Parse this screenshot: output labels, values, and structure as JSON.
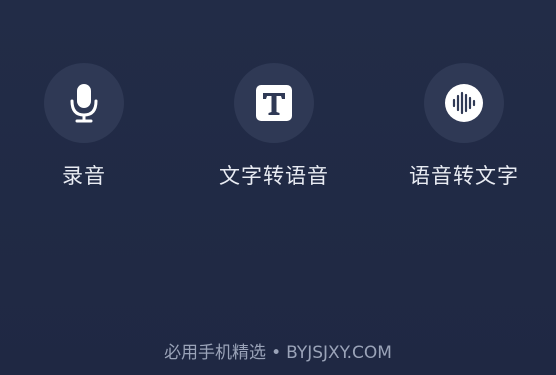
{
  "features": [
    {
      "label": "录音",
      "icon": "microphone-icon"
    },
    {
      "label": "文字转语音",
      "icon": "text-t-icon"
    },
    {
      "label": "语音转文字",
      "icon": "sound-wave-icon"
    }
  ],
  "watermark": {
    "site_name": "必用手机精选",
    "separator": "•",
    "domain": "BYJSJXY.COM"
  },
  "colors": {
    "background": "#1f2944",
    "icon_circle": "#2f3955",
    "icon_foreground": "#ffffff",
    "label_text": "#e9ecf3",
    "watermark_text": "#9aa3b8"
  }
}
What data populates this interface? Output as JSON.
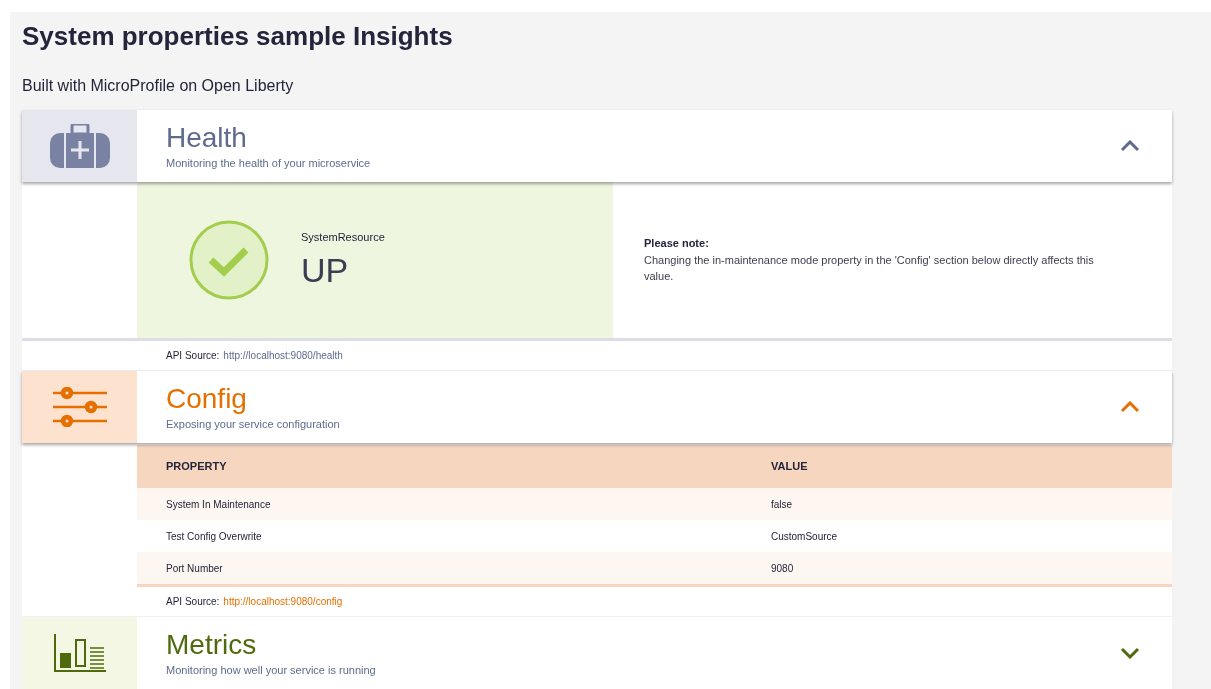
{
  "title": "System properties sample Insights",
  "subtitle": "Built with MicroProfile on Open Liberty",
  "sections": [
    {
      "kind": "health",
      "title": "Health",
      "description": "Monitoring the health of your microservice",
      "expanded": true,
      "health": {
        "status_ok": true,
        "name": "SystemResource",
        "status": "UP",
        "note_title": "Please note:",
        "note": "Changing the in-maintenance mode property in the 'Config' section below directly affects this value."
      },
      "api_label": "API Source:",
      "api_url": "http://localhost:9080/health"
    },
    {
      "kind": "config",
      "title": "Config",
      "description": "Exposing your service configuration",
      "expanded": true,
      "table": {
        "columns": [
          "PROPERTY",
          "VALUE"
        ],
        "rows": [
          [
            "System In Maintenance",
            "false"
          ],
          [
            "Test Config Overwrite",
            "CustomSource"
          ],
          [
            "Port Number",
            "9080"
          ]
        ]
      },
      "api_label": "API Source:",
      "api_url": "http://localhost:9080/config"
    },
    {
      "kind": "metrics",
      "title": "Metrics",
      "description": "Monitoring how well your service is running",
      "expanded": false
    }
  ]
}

JOB:
Quote exactly the lines from the one that contains "What data populates" through the end of the listing above, both ends included, leaving out the pictures.

SOLUTION:
What data populates this interface? Output as JSON.
{
  "title": "System properties sample Insights",
  "subtitle": "Built with MicroProfile on Open Liberty",
  "sections": [
    {
      "kind": "health",
      "title": "Health",
      "description": "Monitoring the health of your microservice",
      "expanded": true,
      "health": {
        "status_ok": true,
        "name": "SystemResource",
        "status": "UP",
        "note_title": "Please note:",
        "note": "Changing the in-maintenance mode property in the 'Config' section below directly affects this value."
      },
      "api_label": "API Source:",
      "api_url": "http://localhost:9080/health"
    },
    {
      "kind": "config",
      "title": "Config",
      "description": "Exposing your service configuration",
      "expanded": true,
      "table": {
        "columns": [
          "PROPERTY",
          "VALUE"
        ],
        "rows": [
          [
            "System In Maintenance",
            "false"
          ],
          [
            "Test Config Overwrite",
            "CustomSource"
          ],
          [
            "Port Number",
            "9080"
          ]
        ]
      },
      "api_label": "API Source:",
      "api_url": "http://localhost:9080/config"
    },
    {
      "kind": "metrics",
      "title": "Metrics",
      "description": "Monitoring how well your service is running",
      "expanded": false
    }
  ]
}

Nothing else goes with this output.